● Set exercise
All the data below goes into the copy word for word, but the pictures don't.

● Data to process
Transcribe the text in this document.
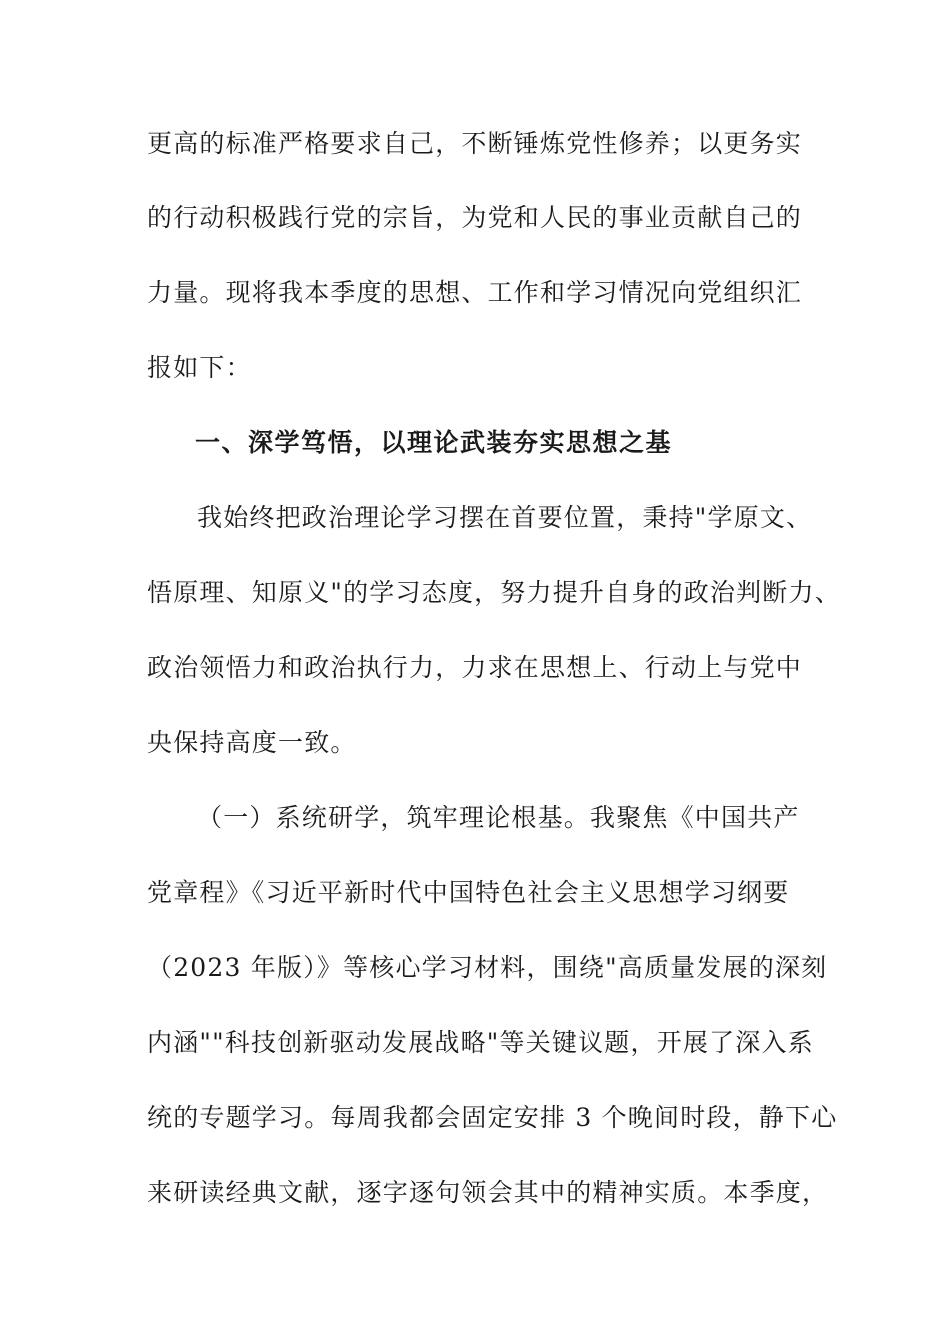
更高的标准严格要求自己，不断锤炼党性修养；以更务实
的行动积极践行党的宗旨，为党和人民的事业贡献自己的
力量。现将我本季度的思想、工作和学习情况向党组织汇
报如下：
一、深学笃悟，以理论武装夯实思想之基
我始终把政治理论学习摆在首要位置，秉持"学原文、
悟原理、知原义"的学习态度，努力提升自身的政治判断力、
政治领悟力和政治执行力，力求在思想上、行动上与党中
央保持高度一致。
（一）系统研学，筑牢理论根基。我聚焦《中国共产
党章程》《习近平新时代中国特色社会主义思想学习纲要
（2023 年版）》等核心学习材料，围绕"高质量发展的深刻
内涵""科技创新驱动发展战略"等关键议题，开展了深入系
统的专题学习。每周我都会固定安排 3 个晚间时段，静下心
来研读经典文献，逐字逐句领会其中的精神实质。本季度，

● Finished task
Transcribe the text in this document.
更高的标准严格要求自己，不断锤炼党性修养；以更务实
的行动积极践行党的宗旨，为党和人民的事业贡献自己的
力量。现将我本季度的思想、工作和学习情况向党组织汇
报如下：
一、深学笃悟，以理论武装夯实思想之基
我始终把政治理论学习摆在首要位置，秉持"学原文、
悟原理、知原义"的学习态度，努力提升自身的政治判断力、
政治领悟力和政治执行力，力求在思想上、行动上与党中
央保持高度一致。
（一）系统研学，筑牢理论根基。我聚焦《中国共产
党章程》《习近平新时代中国特色社会主义思想学习纲要
（2023 年版）》等核心学习材料，围绕"高质量发展的深刻
内涵""科技创新驱动发展战略"等关键议题，开展了深入系
统的专题学习。每周我都会固定安排 3 个晚间时段，静下心
来研读经典文献，逐字逐句领会其中的精神实质。本季度，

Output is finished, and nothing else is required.